Your task:
Whenever a line in the entries below contains "POST", copy that line.

Exercise data:
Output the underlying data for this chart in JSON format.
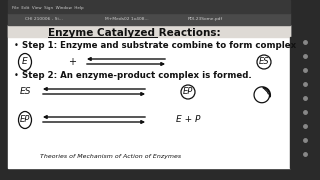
{
  "title": "Enzyme Catalyzed Reactions:",
  "step1_text": "Step 1: Enzyme and substrate combine to form complex",
  "step2_text": "Step 2: An enzyme-product complex is formed.",
  "bg_color": "#f0ece8",
  "sidebar_color": "#2a2a2a",
  "toolbar_color": "#3a3a3a",
  "content_bg": "#ffffff",
  "text_color": "#111111",
  "arrow_color": "#111111",
  "bottom_text": "Theories of Mechanism of Action of Enzymes",
  "font_size_title": 7.5,
  "font_size_step": 6.2,
  "font_size_label": 6.5,
  "tab1": "CHI 210006 - Si...",
  "tab2": "M+Meds02 1x408...",
  "tab3": "PDI-23Some.pdf",
  "menu_text": "File  Edit  View  Sign  Window  Help"
}
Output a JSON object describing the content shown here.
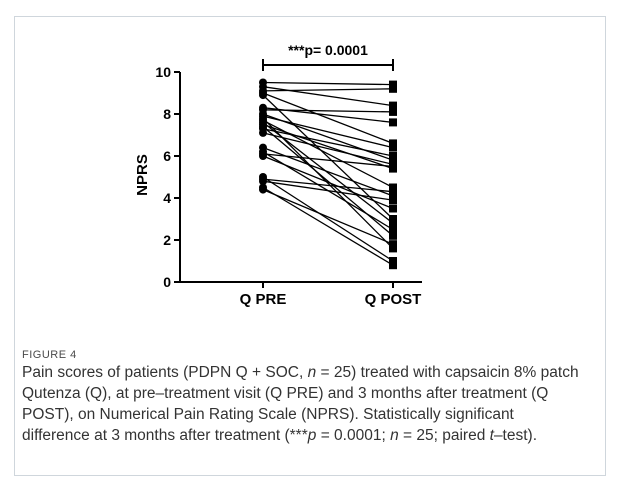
{
  "figure": {
    "label": "FIGURE 4",
    "caption_parts": [
      {
        "t": "Pain scores of patients (PDPN Q + SOC, "
      },
      {
        "t": "n",
        "i": true
      },
      {
        "t": " = 25) treated with capsaicin 8% patch Qutenza (Q), at pre–treatment visit (Q PRE) and 3 months after treatment (Q POST), on Numerical Pain Rating Scale (NPRS). Statistically significant difference at 3 months after treatment (***"
      },
      {
        "t": "p",
        "i": true
      },
      {
        "t": " = 0.0001; "
      },
      {
        "t": "n",
        "i": true
      },
      {
        "t": " = 25; paired "
      },
      {
        "t": "t",
        "i": true
      },
      {
        "t": "–test)."
      }
    ]
  },
  "chart_data": {
    "type": "line",
    "ylabel": "NPRS",
    "xlabel": "",
    "categories": [
      "Q PRE",
      "Q POST"
    ],
    "ylim": [
      0,
      10
    ],
    "yticks": [
      0,
      2,
      4,
      6,
      8,
      10
    ],
    "annotation": "***p= 0.0001",
    "series_color": "#000000",
    "pairs": [
      [
        9.5,
        9.4
      ],
      [
        9.3,
        8.4
      ],
      [
        9.1,
        9.2
      ],
      [
        9.0,
        6.6
      ],
      [
        8.9,
        3.0
      ],
      [
        8.3,
        7.6
      ],
      [
        8.2,
        8.1
      ],
      [
        8.0,
        5.8
      ],
      [
        7.9,
        6.4
      ],
      [
        7.8,
        1.6
      ],
      [
        7.7,
        4.5
      ],
      [
        7.6,
        2.8
      ],
      [
        7.5,
        5.4
      ],
      [
        7.4,
        2.2
      ],
      [
        7.3,
        6.0
      ],
      [
        7.1,
        5.6
      ],
      [
        6.4,
        4.1
      ],
      [
        6.2,
        2.5
      ],
      [
        6.1,
        5.5
      ],
      [
        6.0,
        3.5
      ],
      [
        5.0,
        1.0
      ],
      [
        4.9,
        4.3
      ],
      [
        4.8,
        3.9
      ],
      [
        4.5,
        0.8
      ],
      [
        4.4,
        1.8
      ]
    ]
  }
}
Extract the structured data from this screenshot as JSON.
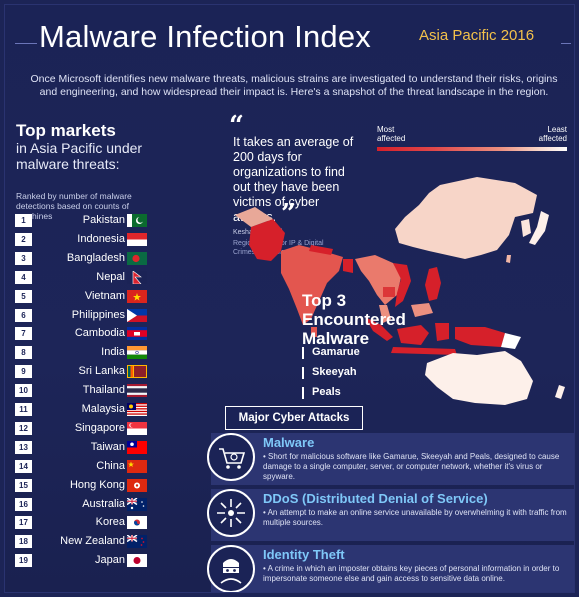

Exercise response:
        "t": " = 25) treated with capsaicin 8% patch Qutenza (Q), at pre–treatment visit (Q PRE) and 3 months after treatment (Q POST), on Numerical Pain Rating Scale (NPRS). Statistically significant difference at 3 months after treatment (***"
      "Q POST"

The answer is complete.